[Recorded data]

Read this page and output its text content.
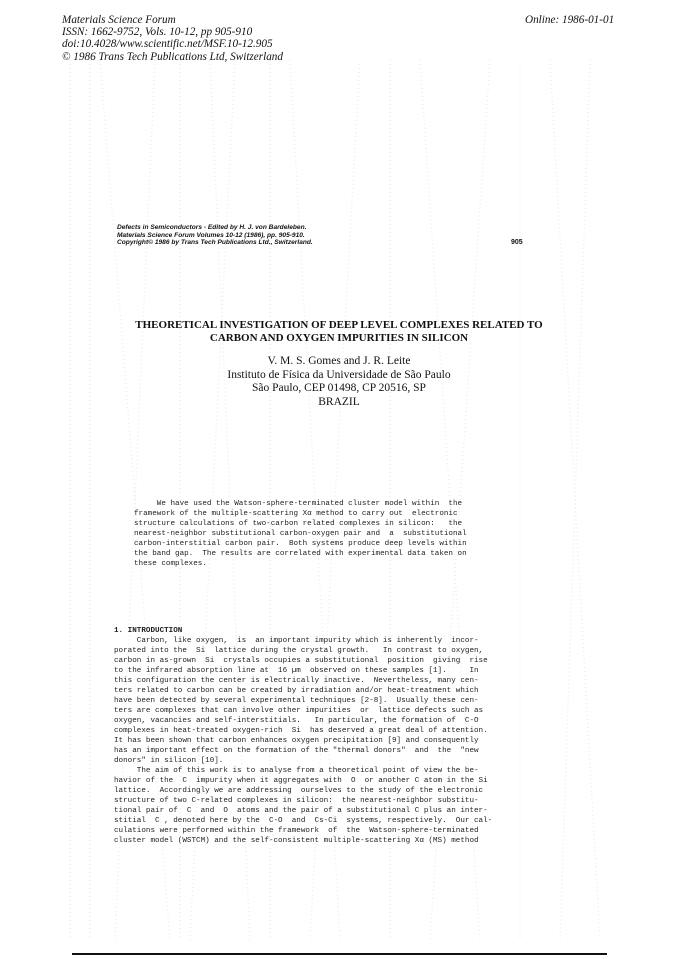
Materials Science Forum
ISSN: 1662-9752, Vols. 10-12, pp 905-910
doi:10.4028/www.scientific.net/MSF.10-12.905
© 1986 Trans Tech Publications Ltd, Switzerland
Online: 1986-01-01
Defects in Semiconductors - Edited by H. J. von Bardeleben.
Materials Science Forum Volumes 10-12 (1986), pp. 905-910.
Copyright© 1986 by Trans Tech Publications Ltd., Switzerland.	905
THEORETICAL INVESTIGATION OF DEEP LEVEL COMPLEXES RELATED TO
CARBON AND OXYGEN IMPURITIES IN SILICON
V. M. S. Gomes and J. R. Leite
Instituto de Física da Universidade de São Paulo
São Paulo, CEP 01498, CP 20516, SP
BRAZIL
We have used the Watson-sphere-terminated cluster model within  the
framework of the multiple-scattering Xα method to carry out  electronic
structure calculations of two-carbon related complexes in silicon:   the
nearest-neighbor substitutional carbon-oxygen pair and  a  substitutional
carbon-interstitial carbon pair.  Both systems produce deep levels within
the band gap.  The results are correlated with experimental data taken on
these complexes.
1. INTRODUCTION
Carbon, like oxygen,  is  an important impurity which is inherently  incor-
porated into the  Si  lattice during the crystal growth.   In contrast to oxygen,
carbon in as-grown  Si  crystals occupies a substitutional  position  giving  rise
to the infrared absorption line at  16 µm  observed on these samples [1].     In
this configuration the center is electrically inactive.  Nevertheless, many cen-
ters related to carbon can be created by irradiation and/or heat-treatment which
have been detected by several experimental techniques [2-8].  Usually these cen-
ters are complexes that can involve other impurities  or  lattice defects such as
oxygen, vacancies and self-interstitials.   In particular, the formation of  C-O
complexes in heat-treated oxygen-rich  Si  has deserved a great deal of attention.
It has been shown that carbon enhances oxygen precipitation [9] and consequently
has an important effect on the formation of the "thermal donors"  and  the  "new
donors" in silicon [10].
The aim of this work is to analyse from a theoretical point of view the be-
havior of the  C  impurity when it aggregates with  O  or another C atom in the Si
lattice.  Accordingly we are addressing  ourselves to the study of the electronic
structure of two C-related complexes in silicon:  the nearest-neighbor substitu-
tional pair of  C  and  O  atoms and the pair of a substitutional C plus an inter-
stitial  C , denoted here by the  C-O  and  Cs-Ci  systems, respectively.  Our cal-
culations were performed within the framework  of  the  Watson-sphere-terminated
cluster model (WSTCM) and the self-consistent multiple-scattering Xα (MS) method
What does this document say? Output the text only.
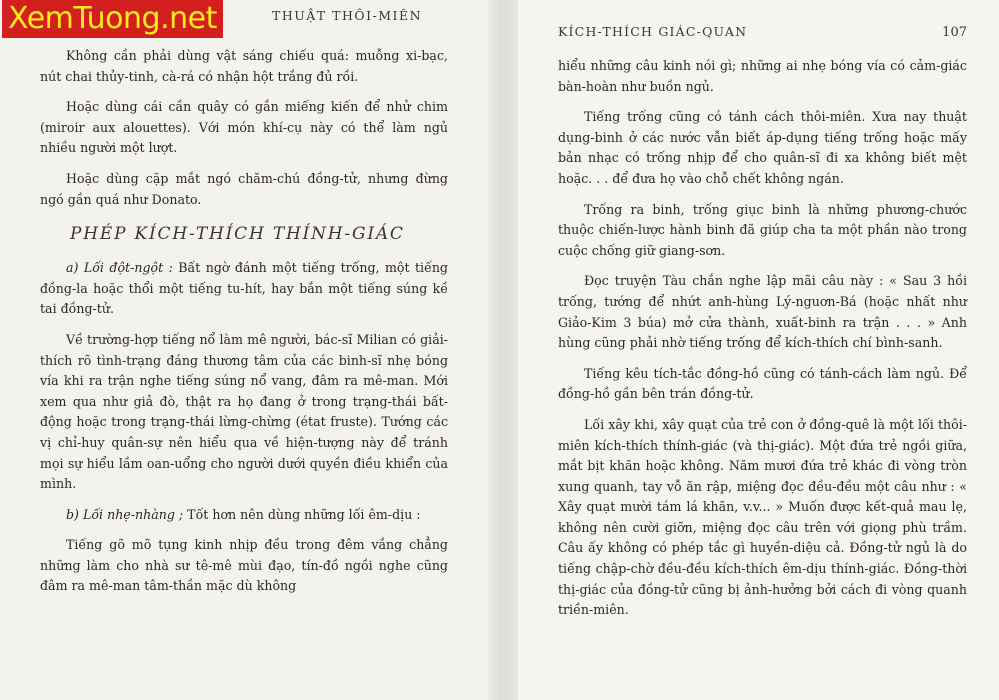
THUẬT THÔI-MIÊN

Không cần phải dùng vật sáng chiếu quá: muỗng xi-bạc, nút chai thủy-tinh, cà-rá có nhận hột trắng đủ rồi.

Hoặc dùng cái cần quây có gắn miếng kiến để nhử chim (miroir aux alouettes). Với món khí-cụ này có thể làm ngủ nhiều người một lượt.

Hoặc dùng cặp mắt ngó chăm-chú đồng-tử, nhưng đừng ngó gần quá như Donato.

PHÉP KÍCH-THÍCH THÍNH-GIÁC

a) Lối đột-ngột : Bất ngờ đánh một tiếng trống, một tiếng đồng-la hoặc thổi một tiếng tu-hít, hay bắn một tiếng súng kề tai đồng-tử.

Về trường-hợp tiếng nổ làm mê người, bác-sĩ Milian có giải-thích rõ tình-trạng đáng thương tâm của các binh-sĩ nhẹ bóng vía khi ra trận nghe tiếng súng nổ vang, đâm ra mê-man. Mới xem qua như giả đò, thật ra họ đang ở trong trạng-thái bất-động hoặc trong trạng-thái lừng-chừng (état fruste). Tướng các vị chỉ-huy quân-sự nên hiểu qua về hiện-tượng này để tránh mọi sự hiểu lầm oan-uổng cho người dưới quyền điều khiển của mình.

b) Lối nhẹ-nhàng ; Tốt hơn nên dùng những lối êm-dịu :

Tiếng gõ mõ tụng kinh nhịp đều trong đêm vắng chẳng những làm cho nhà sư tê-mê mùi đạo, tín-đồ ngồi nghe cũng đâm ra mê-man tâm-thần mặc dù không

KÍCH-THÍCH GIÁC-QUAN	107

hiểu những câu kinh nói gì; những ai nhẹ bóng vía có cảm-giác bàn-hoàn như buồn ngủ.

Tiếng trống cũng có tánh cách thôi-miên. Xưa nay thuật dụng-binh ở các nước vẫn biết áp-dụng tiếng trống hoặc mấy bản nhạc có trống nhịp để cho quân-sĩ đi xa không biết mệt hoặc. . . để đưa họ vào chỗ chết không ngán.

Trống ra binh, trống giục binh là những phương-chước thuộc chiến-lược hành binh đã giúp cha ta một phần nào trong cuộc chống giữ giang-sơn.

Đọc truyện Tàu chắn nghe lập mãi câu này : « Sau 3 hồi trống, tướng để nhứt anh-hùng Lý-nguơn-Bá (hoặc nhất như Giảo-Kim 3 búa) mở cửa thành, xuất-binh ra trận . . . » Anh hùng cũng phải nhờ tiếng trống để kích-thích chí bình-sanh.

Tiếng kêu tích-tắc đồng-hồ cũng có tánh-cách làm ngủ. Để đồng-hồ gần bên trán đồng-tử.

Lối xây khi, xây quạt của trẻ con ở đồng-quê là một lối thôi-miên kích-thích thính-giác (và thị-giác). Một đứa trẻ ngồi giữa, mắt bịt khăn hoặc không. Năm mươi đứa trẻ khác đi vòng tròn xung quanh, tay vỗ ăn rập, miệng đọc đều-đều một câu như : « Xây quạt mười tám lá khăn, v.v... » Muốn được kết-quả mau lẹ, không nên cười giỡn, miệng đọc câu trên với giọng phù trầm. Câu ấy không có phép tắc gì huyền-diệu cả. Đồng-tử ngủ là do tiếng chập-chờ đều-đều kích-thích êm-dịu thính-giác. Đồng-thời thị-giác của đồng-tử cũng bị ảnh-hưởng bởi cách đi vòng quanh triền-miên.

XemTuong.net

__Task to carry out__. Repeat the data exactly, without the pictures.

__Exercise output__.
Read this page and output its text content.
Materials Science Forum
ISSN: 1662-9752, Vols. 10-12, pp 905-910
doi:10.4028/www.scientific.net/MSF.10-12.905
© 1986 Trans Tech Publications Ltd, Switzerland
Online: 1986-01-01
Defects in Semiconductors - Edited by H. J. von Bardeleben.
Materials Science Forum Volumes 10-12 (1986), pp. 905-910.
Copyright© 1986 by Trans Tech Publications Ltd., Switzerland.	905
THEORETICAL INVESTIGATION OF DEEP LEVEL COMPLEXES RELATED TO
CARBON AND OXYGEN IMPURITIES IN SILICON
V. M. S. Gomes and J. R. Leite
Instituto de Física da Universidade de São Paulo
São Paulo, CEP 01498, CP 20516, SP
BRAZIL
We have used the Watson-sphere-terminated cluster model within  the
framework of the multiple-scattering Xα method to carry out  electronic
structure calculations of two-carbon related complexes in silicon:   the
nearest-neighbor substitutional carbon-oxygen pair and  a  substitutional
carbon-interstitial carbon pair.  Both systems produce deep levels within
the band gap.  The results are correlated with experimental data taken on
these complexes.
1. INTRODUCTION
Carbon, like oxygen,  is  an important impurity which is inherently  incor-
porated into the  Si  lattice during the crystal growth.   In contrast to oxygen,
carbon in as-grown  Si  crystals occupies a substitutional  position  giving  rise
to the infrared absorption line at  16 µm  observed on these samples [1].     In
this configuration the center is electrically inactive.  Nevertheless, many cen-
ters related to carbon can be created by irradiation and/or heat-treatment which
have been detected by several experimental techniques [2-8].  Usually these cen-
ters are complexes that can involve other impurities  or  lattice defects such as
oxygen, vacancies and self-interstitials.   In particular, the formation of  C-O
complexes in heat-treated oxygen-rich  Si  has deserved a great deal of attention.
It has been shown that carbon enhances oxygen precipitation [9] and consequently
has an important effect on the formation of the "thermal donors"  and  the  "new
donors" in silicon [10].
The aim of this work is to analyse from a theoretical point of view the be-
havior of the  C  impurity when it aggregates with  O  or another C atom in the Si
lattice.  Accordingly we are addressing  ourselves to the study of the electronic
structure of two C-related complexes in silicon:  the nearest-neighbor substitu-
tional pair of  C  and  O  atoms and the pair of a substitutional C plus an inter-
stitial  C , denoted here by the  C-O  and  Cs-Ci  systems, respectively.  Our cal-
culations were performed within the framework  of  the  Watson-sphere-terminated
cluster model (WSTCM) and the self-consistent multiple-scattering Xα (MS) method
What does this document say? Output the text only.
THUẬT THÔI-MIÊN

Không cần phải dùng vật sáng chiếu quá: muỗng xi-bạc, nút chai thủy-tinh, cà-rá có nhận hột trắng đủ rồi.

Hoặc dùng cái cần quây có gắn miếng kiến để nhử chim (miroir aux alouettes). Với món khí-cụ này có thể làm ngủ nhiều người một lượt.

Hoặc dùng cặp mắt ngó chăm-chú đồng-tử, nhưng đừng ngó gần quá như Donato.

PHÉP KÍCH-THÍCH THÍNH-GIÁC

a) Lối đột-ngột : Bất ngờ đánh một tiếng trống, một tiếng đồng-la hoặc thổi một tiếng tu-hít, hay bắn một tiếng súng kề tai đồng-tử.

Về trường-hợp tiếng nổ làm mê người, bác-sĩ Milian có giải-thích rõ tình-trạng đáng thương tâm của các binh-sĩ nhẹ bóng vía khi ra trận nghe tiếng súng nổ vang, đâm ra mê-man. Mới xem qua như giả đò, thật ra họ đang ở trong trạng-thái bất-động hoặc trong trạng-thái lừng-chừng (état fruste). Tướng các vị chỉ-huy quân-sự nên hiểu qua về hiện-tượng này để tránh mọi sự hiểu lầm oan-uổng cho người dưới quyền điều khiển của mình.

b) Lối nhẹ-nhàng ; Tốt hơn nên dùng những lối êm-dịu :

Tiếng gõ mõ tụng kinh nhịp đều trong đêm vắng chẳng những làm cho nhà sư tê-mê mùi đạo, tín-đồ ngồi nghe cũng đâm ra mê-man tâm-thần mặc dù không

KÍCH-THÍCH GIÁC-QUAN	107

hiểu những câu kinh nói gì; những ai nhẹ bóng vía có cảm-giác bàn-hoàn như buồn ngủ.

Tiếng trống cũng có tánh cách thôi-miên. Xưa nay thuật dụng-binh ở các nước vẫn biết áp-dụng tiếng trống hoặc mấy bản nhạc có trống nhịp để cho quân-sĩ đi xa không biết mệt hoặc. . . để đưa họ vào chỗ chết không ngán.

Trống ra binh, trống giục binh là những phương-chước thuộc chiến-lược hành binh đã giúp cha ta một phần nào trong cuộc chống giữ giang-sơn.

Đọc truyện Tàu chắn nghe lập mãi câu này : « Sau 3 hồi trống, tướng để nhứt anh-hùng Lý-nguơn-Bá (hoặc nhất như Giảo-Kim 3 búa) mở cửa thành, xuất-binh ra trận . . . » Anh hùng cũng phải nhờ tiếng trống để kích-thích chí bình-sanh.

Tiếng kêu tích-tắc đồng-hồ cũng có tánh-cách làm ngủ. Để đồng-hồ gần bên trán đồng-tử.

Lối xây khi, xây quạt của trẻ con ở đồng-quê là một lối thôi-miên kích-thích thính-giác (và thị-giác). Một đứa trẻ ngồi giữa, mắt bịt khăn hoặc không. Năm mươi đứa trẻ khác đi vòng tròn xung quanh, tay vỗ ăn rập, miệng đọc đều-đều một câu như : « Xây quạt mười tám lá khăn, v.v... » Muốn được kết-quả mau lẹ, không nên cười giỡn, miệng đọc câu trên với giọng phù trầm. Câu ấy không có phép tắc gì huyền-diệu cả. Đồng-tử ngủ là do tiếng chập-chờ đều-đều kích-thích êm-dịu thính-giác. Đồng-thời thị-giác của đồng-tử cũng bị ảnh-hưởng bởi cách đi vòng quanh triền-miên.

XemTuong.net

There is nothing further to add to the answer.